* **Directions for this task**: Images are excluded; otherwise, output every record exactly.

(Records from a collection)

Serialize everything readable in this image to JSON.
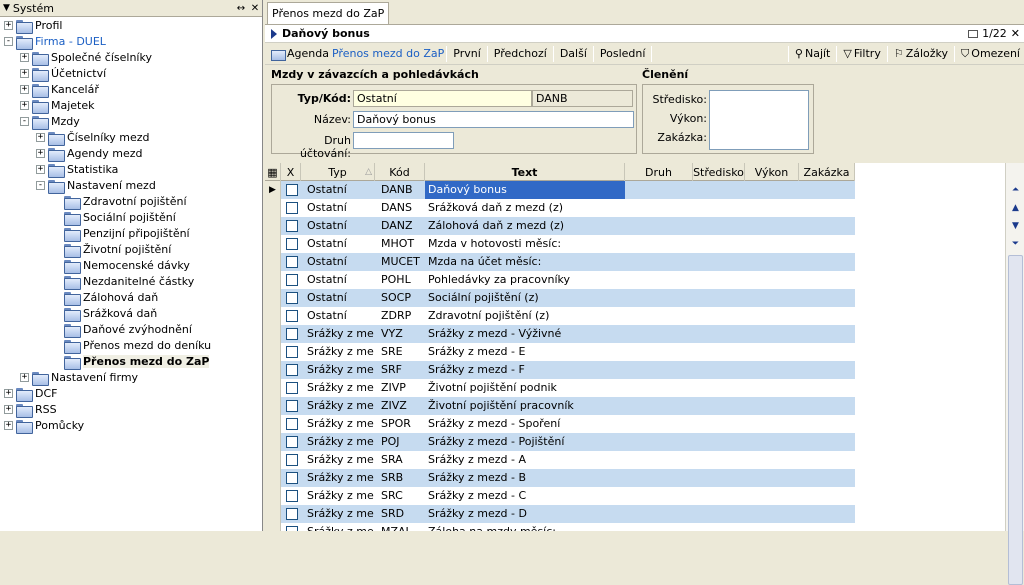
{
  "left_panel": {
    "title": "Systém"
  },
  "tree": [
    {
      "label": "Profil",
      "level": 0,
      "expander": "+"
    },
    {
      "label": "Firma - DUEL",
      "level": 0,
      "expander": "-",
      "blue": true
    },
    {
      "label": "Společné číselníky",
      "level": 1,
      "expander": "+"
    },
    {
      "label": "Účetnictví",
      "level": 1,
      "expander": "+"
    },
    {
      "label": "Kancelář",
      "level": 1,
      "expander": "+"
    },
    {
      "label": "Majetek",
      "level": 1,
      "expander": "+"
    },
    {
      "label": "Mzdy",
      "level": 1,
      "expander": "-"
    },
    {
      "label": "Číselníky mezd",
      "level": 2,
      "expander": "+"
    },
    {
      "label": "Agendy mezd",
      "level": 2,
      "expander": "+"
    },
    {
      "label": "Statistika",
      "level": 2,
      "expander": "+"
    },
    {
      "label": "Nastavení mezd",
      "level": 2,
      "expander": "-"
    },
    {
      "label": "Zdravotní pojištění",
      "level": 3,
      "expander": ""
    },
    {
      "label": "Sociální pojištění",
      "level": 3,
      "expander": ""
    },
    {
      "label": "Penzijní připojištění",
      "level": 3,
      "expander": ""
    },
    {
      "label": "Životní pojištění",
      "level": 3,
      "expander": ""
    },
    {
      "label": "Nemocenské dávky",
      "level": 3,
      "expander": ""
    },
    {
      "label": "Nezdanitelné částky",
      "level": 3,
      "expander": ""
    },
    {
      "label": "Zálohová daň",
      "level": 3,
      "expander": ""
    },
    {
      "label": "Srážková daň",
      "level": 3,
      "expander": ""
    },
    {
      "label": "Daňové zvýhodnění",
      "level": 3,
      "expander": ""
    },
    {
      "label": "Přenos mezd do deníku",
      "level": 3,
      "expander": ""
    },
    {
      "label": "Přenos mezd do ZaP",
      "level": 3,
      "expander": "",
      "selected": true
    },
    {
      "label": "Nastavení firmy",
      "level": 1,
      "expander": "+"
    },
    {
      "label": "DCF",
      "level": 0,
      "expander": "+"
    },
    {
      "label": "RSS",
      "level": 0,
      "expander": "+"
    },
    {
      "label": "Pomůcky",
      "level": 0,
      "expander": "+"
    }
  ],
  "tab": {
    "label": "Přenos mezd do ZaP"
  },
  "record": {
    "title": "Daňový bonus",
    "counter": "1/22"
  },
  "toolbar": {
    "agenda_label": "Agenda",
    "agenda_value": "Přenos mezd do ZaP",
    "first": "První",
    "prev": "Předchozí",
    "next": "Další",
    "last": "Poslední",
    "find": "Najít",
    "filters": "Filtry",
    "bookmarks": "Záložky",
    "limit": "Omezení"
  },
  "form": {
    "group1": "Mzdy v závazcích a pohledávkách",
    "group2": "Členění",
    "type_code_label": "Typ/Kód:",
    "type_value": "Ostatní",
    "code_value": "DANB",
    "name_label": "Název:",
    "name_value": "Daňový bonus",
    "accounting_label": "Druh účtování:",
    "accounting_value": "",
    "center_label": "Středisko:",
    "output_label": "Výkon:",
    "order_label": "Zakázka:"
  },
  "grid": {
    "columns": {
      "x": "X",
      "typ": "Typ",
      "kod": "Kód",
      "text": "Text",
      "druh": "Druh",
      "stredisko": "Středisko",
      "vykon": "Výkon",
      "zakazka": "Zakázka"
    },
    "rows": [
      {
        "typ": "Ostatní",
        "kod": "DANB",
        "text": "Daňový bonus"
      },
      {
        "typ": "Ostatní",
        "kod": "DANS",
        "text": "Srážková daň z mezd (z)"
      },
      {
        "typ": "Ostatní",
        "kod": "DANZ",
        "text": "Zálohová daň z mezd (z)"
      },
      {
        "typ": "Ostatní",
        "kod": "MHOT",
        "text": "Mzda v hotovosti měsíc:"
      },
      {
        "typ": "Ostatní",
        "kod": "MUCET",
        "text": "Mzda na účet měsíc:"
      },
      {
        "typ": "Ostatní",
        "kod": "POHL",
        "text": "Pohledávky za pracovníky"
      },
      {
        "typ": "Ostatní",
        "kod": "SOCP",
        "text": "Sociální pojištění (z)"
      },
      {
        "typ": "Ostatní",
        "kod": "ZDRP",
        "text": "Zdravotní pojištění (z)"
      },
      {
        "typ": "Srážky z mezd",
        "kod": "VYZ",
        "text": "Srážky z mezd - Výživné"
      },
      {
        "typ": "Srážky z mezd",
        "kod": "SRE",
        "text": "Srážky z mezd - E"
      },
      {
        "typ": "Srážky z mezd",
        "kod": "SRF",
        "text": "Srážky z mezd - F"
      },
      {
        "typ": "Srážky z mezd",
        "kod": "ZIVP",
        "text": "Životní pojištění podnik"
      },
      {
        "typ": "Srážky z mezd",
        "kod": "ZIVZ",
        "text": "Životní pojištění pracovník"
      },
      {
        "typ": "Srážky z mezd",
        "kod": "SPOR",
        "text": "Srážky z mezd - Spoření"
      },
      {
        "typ": "Srážky z mezd",
        "kod": "POJ",
        "text": "Srážky z mezd - Pojištění"
      },
      {
        "typ": "Srážky z mezd",
        "kod": "SRA",
        "text": "Srážky z mezd - A"
      },
      {
        "typ": "Srážky z mezd",
        "kod": "SRB",
        "text": "Srážky z mezd - B"
      },
      {
        "typ": "Srážky z mezd",
        "kod": "SRC",
        "text": "Srážky z mezd - C"
      },
      {
        "typ": "Srážky z mezd",
        "kod": "SRD",
        "text": "Srážky z mezd - D"
      },
      {
        "typ": "Srážky z mezd",
        "kod": "MZAL",
        "text": "Záloha na mzdy měsíc:"
      }
    ]
  }
}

* **Exercise result**:
Serialize everything readable in this image to JSON.
{
  "left_panel": {
    "title": "Systém"
  },
  "tree": [
    {
      "label": "Profil",
      "level": 0,
      "expander": "+"
    },
    {
      "label": "Firma - DUEL",
      "level": 0,
      "expander": "-",
      "blue": true
    },
    {
      "label": "Společné číselníky",
      "level": 1,
      "expander": "+"
    },
    {
      "label": "Účetnictví",
      "level": 1,
      "expander": "+"
    },
    {
      "label": "Kancelář",
      "level": 1,
      "expander": "+"
    },
    {
      "label": "Majetek",
      "level": 1,
      "expander": "+"
    },
    {
      "label": "Mzdy",
      "level": 1,
      "expander": "-"
    },
    {
      "label": "Číselníky mezd",
      "level": 2,
      "expander": "+"
    },
    {
      "label": "Agendy mezd",
      "level": 2,
      "expander": "+"
    },
    {
      "label": "Statistika",
      "level": 2,
      "expander": "+"
    },
    {
      "label": "Nastavení mezd",
      "level": 2,
      "expander": "-"
    },
    {
      "label": "Zdravotní pojištění",
      "level": 3,
      "expander": ""
    },
    {
      "label": "Sociální pojištění",
      "level": 3,
      "expander": ""
    },
    {
      "label": "Penzijní připojištění",
      "level": 3,
      "expander": ""
    },
    {
      "label": "Životní pojištění",
      "level": 3,
      "expander": ""
    },
    {
      "label": "Nemocenské dávky",
      "level": 3,
      "expander": ""
    },
    {
      "label": "Nezdanitelné částky",
      "level": 3,
      "expander": ""
    },
    {
      "label": "Zálohová daň",
      "level": 3,
      "expander": ""
    },
    {
      "label": "Srážková daň",
      "level": 3,
      "expander": ""
    },
    {
      "label": "Daňové zvýhodnění",
      "level": 3,
      "expander": ""
    },
    {
      "label": "Přenos mezd do deníku",
      "level": 3,
      "expander": ""
    },
    {
      "label": "Přenos mezd do ZaP",
      "level": 3,
      "expander": "",
      "selected": true
    },
    {
      "label": "Nastavení firmy",
      "level": 1,
      "expander": "+"
    },
    {
      "label": "DCF",
      "level": 0,
      "expander": "+"
    },
    {
      "label": "RSS",
      "level": 0,
      "expander": "+"
    },
    {
      "label": "Pomůcky",
      "level": 0,
      "expander": "+"
    }
  ],
  "tab": {
    "label": "Přenos mezd do ZaP"
  },
  "record": {
    "title": "Daňový bonus",
    "counter": "1/22"
  },
  "toolbar": {
    "agenda_label": "Agenda",
    "agenda_value": "Přenos mezd do ZaP",
    "first": "První",
    "prev": "Předchozí",
    "next": "Další",
    "last": "Poslední",
    "find": "Najít",
    "filters": "Filtry",
    "bookmarks": "Záložky",
    "limit": "Omezení"
  },
  "form": {
    "group1": "Mzdy v závazcích a pohledávkách",
    "group2": "Členění",
    "type_code_label": "Typ/Kód:",
    "type_value": "Ostatní",
    "code_value": "DANB",
    "name_label": "Název:",
    "name_value": "Daňový bonus",
    "accounting_label": "Druh účtování:",
    "accounting_value": "",
    "center_label": "Středisko:",
    "output_label": "Výkon:",
    "order_label": "Zakázka:"
  },
  "grid": {
    "columns": {
      "x": "X",
      "typ": "Typ",
      "kod": "Kód",
      "text": "Text",
      "druh": "Druh",
      "stredisko": "Středisko",
      "vykon": "Výkon",
      "zakazka": "Zakázka"
    },
    "rows": [
      {
        "typ": "Ostatní",
        "kod": "DANB",
        "text": "Daňový bonus"
      },
      {
        "typ": "Ostatní",
        "kod": "DANS",
        "text": "Srážková daň z mezd (z)"
      },
      {
        "typ": "Ostatní",
        "kod": "DANZ",
        "text": "Zálohová daň z mezd (z)"
      },
      {
        "typ": "Ostatní",
        "kod": "MHOT",
        "text": "Mzda v hotovosti měsíc:"
      },
      {
        "typ": "Ostatní",
        "kod": "MUCET",
        "text": "Mzda na účet měsíc:"
      },
      {
        "typ": "Ostatní",
        "kod": "POHL",
        "text": "Pohledávky za pracovníky"
      },
      {
        "typ": "Ostatní",
        "kod": "SOCP",
        "text": "Sociální pojištění (z)"
      },
      {
        "typ": "Ostatní",
        "kod": "ZDRP",
        "text": "Zdravotní pojištění (z)"
      },
      {
        "typ": "Srážky z mezd",
        "kod": "VYZ",
        "text": "Srážky z mezd - Výživné"
      },
      {
        "typ": "Srážky z mezd",
        "kod": "SRE",
        "text": "Srážky z mezd - E"
      },
      {
        "typ": "Srážky z mezd",
        "kod": "SRF",
        "text": "Srážky z mezd - F"
      },
      {
        "typ": "Srážky z mezd",
        "kod": "ZIVP",
        "text": "Životní pojištění podnik"
      },
      {
        "typ": "Srážky z mezd",
        "kod": "ZIVZ",
        "text": "Životní pojištění pracovník"
      },
      {
        "typ": "Srážky z mezd",
        "kod": "SPOR",
        "text": "Srážky z mezd - Spoření"
      },
      {
        "typ": "Srážky z mezd",
        "kod": "POJ",
        "text": "Srážky z mezd - Pojištění"
      },
      {
        "typ": "Srážky z mezd",
        "kod": "SRA",
        "text": "Srážky z mezd - A"
      },
      {
        "typ": "Srážky z mezd",
        "kod": "SRB",
        "text": "Srážky z mezd - B"
      },
      {
        "typ": "Srážky z mezd",
        "kod": "SRC",
        "text": "Srážky z mezd - C"
      },
      {
        "typ": "Srážky z mezd",
        "kod": "SRD",
        "text": "Srážky z mezd - D"
      },
      {
        "typ": "Srážky z mezd",
        "kod": "MZAL",
        "text": "Záloha na mzdy měsíc:"
      }
    ]
  }
}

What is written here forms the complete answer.